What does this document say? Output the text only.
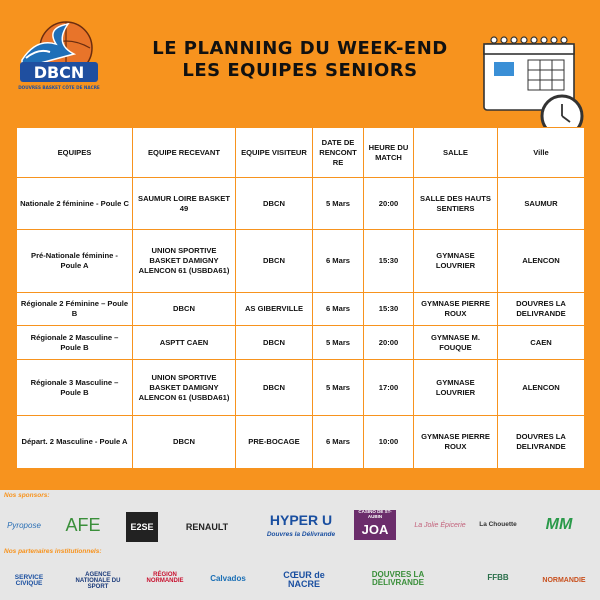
DBCN
DOUVRES BASKET CÔTE DE NACRE
LE PLANNING DU WEEK-END
LES EQUIPES SENIORS
EQUIPES	EQUIPE RECEVANT	EQUIPE VISITEUR	DATE DE RENCONT RE	HEURE DU MATCH	SALLE	Ville
Nationale 2 féminine - Poule C	SAUMUR LOIRE BASKET 49	DBCN	5 Mars	20:00	SALLE DES HAUTS SENTIERS	SAUMUR
Pré-Nationale féminine - Poule A	UNION SPORTIVE BASKET DAMIGNY ALENCON 61 (USBDA61)	DBCN	6 Mars	15:30	GYMNASE LOUVRIER	ALENCON
Régionale 2 Féminine – Poule B	DBCN	AS GIBERVILLE	6 Mars	15:30	GYMNASE PIERRE ROUX	DOUVRES LA DELIVRANDE
Régionale 2 Masculine – Poule B	ASPTT CAEN	DBCN	5 Mars	20:00	GYMNASE M. FOUQUE	CAEN
Régionale 3 Masculine – Poule B	UNION SPORTIVE BASKET DAMIGNY ALENCON 61 (USBDA61)	DBCN	5 Mars	17:00	GYMNASE LOUVRIER	ALENCON
Départ. 2 Masculine - Poule A	DBCN	PRE-BOCAGE	6 Mars	10:00	GYMNASE PIERRE ROUX	DOUVRES LA DELIVRANDE
Nos sponsors:
Pyropose	AFE	E2SE	RENAULT	HYPER U
Douvres la Délivrande
CASINO DE ST-AUBIN
JOA	La Jolie Épicerie	La Chouette	MM
Nos partenaires institutionnels:
SERVICE CIVIQUE
AGENCE NATIONALE DU SPORT
RÉGION NORMANDIE	Calvados	CŒUR de NACRE
DOUVRES LA DÉLIVRANDE
FFBB	NORMANDIE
● ● ●
Exercise task
Give the data above again in full and unchanged, skipping the pictures.

Solution to the problem
What does this document say? Output the text only.
DBCN
DOUVRES BASKET CÔTE DE NACRE
LE PLANNING DU WEEK-END
LES EQUIPES SENIORS
EQUIPES	EQUIPE RECEVANT	EQUIPE VISITEUR	DATE DE RENCONT RE	HEURE DU MATCH	SALLE	Ville
Nationale 2 féminine - Poule C	SAUMUR LOIRE BASKET 49	DBCN	5 Mars	20:00	SALLE DES HAUTS SENTIERS	SAUMUR
Pré-Nationale féminine - Poule A	UNION SPORTIVE BASKET DAMIGNY ALENCON 61 (USBDA61)	DBCN	6 Mars	15:30	GYMNASE LOUVRIER	ALENCON
Régionale 2 Féminine – Poule B	DBCN	AS GIBERVILLE	6 Mars	15:30	GYMNASE PIERRE ROUX	DOUVRES LA DELIVRANDE
Régionale 2 Masculine – Poule B	ASPTT CAEN	DBCN	5 Mars	20:00	GYMNASE M. FOUQUE	CAEN
Régionale 3 Masculine – Poule B	UNION SPORTIVE BASKET DAMIGNY ALENCON 61 (USBDA61)	DBCN	5 Mars	17:00	GYMNASE LOUVRIER	ALENCON
Départ. 2 Masculine - Poule A	DBCN	PRE-BOCAGE	6 Mars	10:00	GYMNASE PIERRE ROUX	DOUVRES LA DELIVRANDE
Nos sponsors:
Pyropose	AFE	E2SE	RENAULT	HYPER U
Douvres la Délivrande
CASINO DE ST-AUBIN
JOA	La Jolie Épicerie	La Chouette	MM
Nos partenaires institutionnels:
SERVICE CIVIQUE
AGENCE NATIONALE DU SPORT
RÉGION NORMANDIE	Calvados	CŒUR de NACRE
DOUVRES LA DÉLIVRANDE
FFBB	NORMANDIE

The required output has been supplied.